**Written problem**. Find every line in the records below that contains the word "JSON", and copy each such line.
........
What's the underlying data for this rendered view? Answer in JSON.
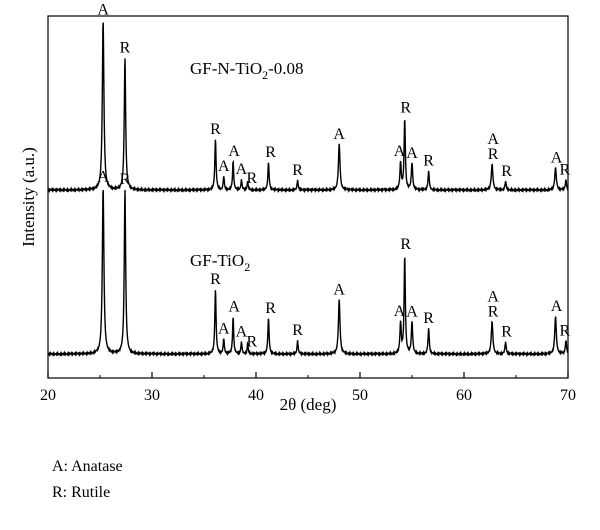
{
  "chart_data": {
    "type": "line",
    "xlabel": "2θ (deg)",
    "ylabel": "Intensity (a.u.)",
    "xlim": [
      20,
      70
    ],
    "xticks": [
      20,
      30,
      40,
      50,
      60,
      70
    ],
    "grid": false,
    "series": [
      {
        "name": "GF-N-TiO2-0.08",
        "label_parts": [
          "GF-N-TiO",
          "2",
          "-0.08"
        ],
        "baseline_y": 1.0,
        "peaks": [
          {
            "x": 25.3,
            "h": 1.0,
            "w": 0.18
          },
          {
            "x": 27.4,
            "h": 0.78,
            "w": 0.16
          },
          {
            "x": 36.1,
            "h": 0.3,
            "w": 0.14
          },
          {
            "x": 36.9,
            "h": 0.08,
            "w": 0.12
          },
          {
            "x": 37.8,
            "h": 0.17,
            "w": 0.13
          },
          {
            "x": 38.6,
            "h": 0.06,
            "w": 0.12
          },
          {
            "x": 39.2,
            "h": 0.05,
            "w": 0.12
          },
          {
            "x": 41.2,
            "h": 0.16,
            "w": 0.14
          },
          {
            "x": 44.0,
            "h": 0.06,
            "w": 0.12
          },
          {
            "x": 48.0,
            "h": 0.27,
            "w": 0.18
          },
          {
            "x": 53.9,
            "h": 0.16,
            "w": 0.15
          },
          {
            "x": 54.3,
            "h": 0.42,
            "w": 0.14
          },
          {
            "x": 55.0,
            "h": 0.16,
            "w": 0.15
          },
          {
            "x": 56.6,
            "h": 0.11,
            "w": 0.14
          },
          {
            "x": 62.7,
            "h": 0.15,
            "w": 0.18
          },
          {
            "x": 64.0,
            "h": 0.05,
            "w": 0.14
          },
          {
            "x": 68.8,
            "h": 0.13,
            "w": 0.18
          },
          {
            "x": 69.8,
            "h": 0.06,
            "w": 0.14
          }
        ]
      },
      {
        "name": "GF-TiO2",
        "label_parts": [
          "GF-TiO",
          "2",
          ""
        ],
        "baseline_y": 0.0,
        "peaks": [
          {
            "x": 25.3,
            "h": 0.98,
            "w": 0.18
          },
          {
            "x": 27.4,
            "h": 0.97,
            "w": 0.16
          },
          {
            "x": 36.1,
            "h": 0.38,
            "w": 0.14
          },
          {
            "x": 36.9,
            "h": 0.09,
            "w": 0.12
          },
          {
            "x": 37.8,
            "h": 0.22,
            "w": 0.13
          },
          {
            "x": 38.6,
            "h": 0.07,
            "w": 0.12
          },
          {
            "x": 39.2,
            "h": 0.06,
            "w": 0.12
          },
          {
            "x": 41.2,
            "h": 0.21,
            "w": 0.14
          },
          {
            "x": 44.0,
            "h": 0.08,
            "w": 0.12
          },
          {
            "x": 48.0,
            "h": 0.32,
            "w": 0.18
          },
          {
            "x": 53.9,
            "h": 0.18,
            "w": 0.15
          },
          {
            "x": 54.3,
            "h": 0.58,
            "w": 0.14
          },
          {
            "x": 55.0,
            "h": 0.19,
            "w": 0.15
          },
          {
            "x": 56.6,
            "h": 0.15,
            "w": 0.14
          },
          {
            "x": 62.7,
            "h": 0.19,
            "w": 0.18
          },
          {
            "x": 64.0,
            "h": 0.07,
            "w": 0.14
          },
          {
            "x": 68.8,
            "h": 0.22,
            "w": 0.18
          },
          {
            "x": 69.8,
            "h": 0.08,
            "w": 0.14
          }
        ]
      }
    ],
    "annotations": [
      {
        "text": "A",
        "x": 25.3,
        "series": 0
      },
      {
        "text": "R",
        "x": 27.4,
        "series": 0
      },
      {
        "text": "R",
        "x": 36.1,
        "series": 0
      },
      {
        "text": "A",
        "x": 36.9,
        "series": 0
      },
      {
        "text": "A",
        "x": 37.9,
        "series": 0
      },
      {
        "text": "A",
        "x": 38.6,
        "series": 0
      },
      {
        "text": "R",
        "x": 39.6,
        "series": 0
      },
      {
        "text": "R",
        "x": 41.4,
        "series": 0
      },
      {
        "text": "R",
        "x": 44.0,
        "series": 0
      },
      {
        "text": "A",
        "x": 48.0,
        "series": 0
      },
      {
        "text": "A",
        "x": 53.8,
        "series": 0
      },
      {
        "text": "R",
        "x": 54.4,
        "series": 0
      },
      {
        "text": "A",
        "x": 55.0,
        "series": 0
      },
      {
        "text": "R",
        "x": 56.6,
        "series": 0
      },
      {
        "text": "A",
        "x": 62.8,
        "series": 0,
        "stack": 1
      },
      {
        "text": "R",
        "x": 62.8,
        "series": 0
      },
      {
        "text": "R",
        "x": 64.1,
        "series": 0
      },
      {
        "text": "A",
        "x": 68.9,
        "series": 0
      },
      {
        "text": "R",
        "x": 69.7,
        "series": 0
      },
      {
        "text": "A",
        "x": 25.3,
        "series": 1
      },
      {
        "text": "R",
        "x": 27.4,
        "series": 1
      },
      {
        "text": "R",
        "x": 36.1,
        "series": 1
      },
      {
        "text": "A",
        "x": 36.9,
        "series": 1
      },
      {
        "text": "A",
        "x": 37.9,
        "series": 1
      },
      {
        "text": "A",
        "x": 38.6,
        "series": 1
      },
      {
        "text": "R",
        "x": 39.6,
        "series": 1
      },
      {
        "text": "R",
        "x": 41.4,
        "series": 1
      },
      {
        "text": "R",
        "x": 44.0,
        "series": 1
      },
      {
        "text": "A",
        "x": 48.0,
        "series": 1
      },
      {
        "text": "A",
        "x": 53.8,
        "series": 1
      },
      {
        "text": "R",
        "x": 54.4,
        "series": 1
      },
      {
        "text": "A",
        "x": 55.0,
        "series": 1
      },
      {
        "text": "R",
        "x": 56.6,
        "series": 1
      },
      {
        "text": "A",
        "x": 62.8,
        "series": 1,
        "stack": 1
      },
      {
        "text": "R",
        "x": 62.8,
        "series": 1
      },
      {
        "text": "R",
        "x": 64.1,
        "series": 1
      },
      {
        "text": "A",
        "x": 68.9,
        "series": 1
      },
      {
        "text": "R",
        "x": 69.7,
        "series": 1
      }
    ]
  },
  "legend": {
    "anatase": "A: Anatase",
    "rutile": "R: Rutile"
  }
}
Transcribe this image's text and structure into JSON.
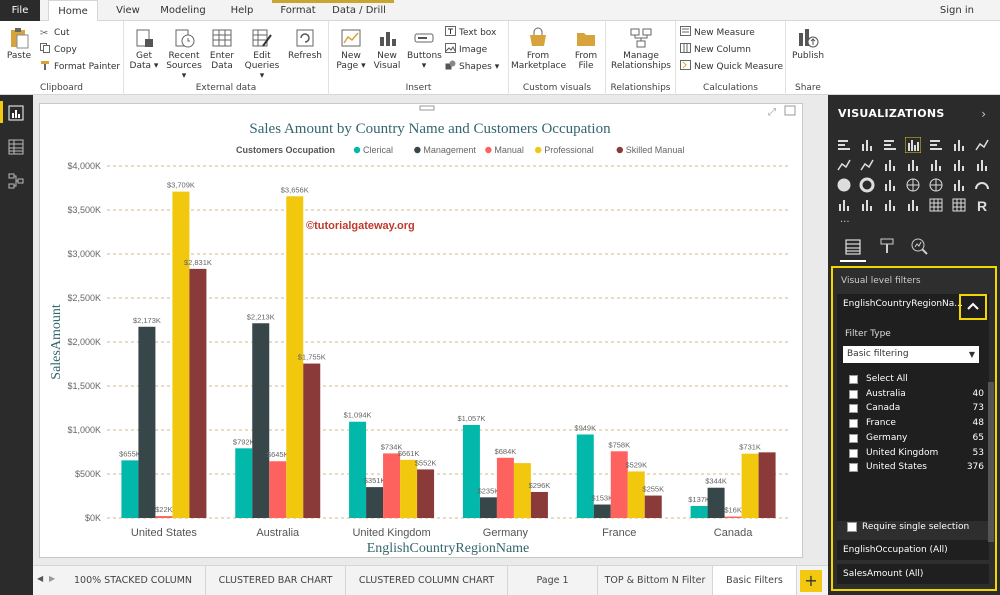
........
**Exercise response**.
What's the underlying data for this rendered view? Answer in JSON.
Transcribe this image's text and structure into JSON.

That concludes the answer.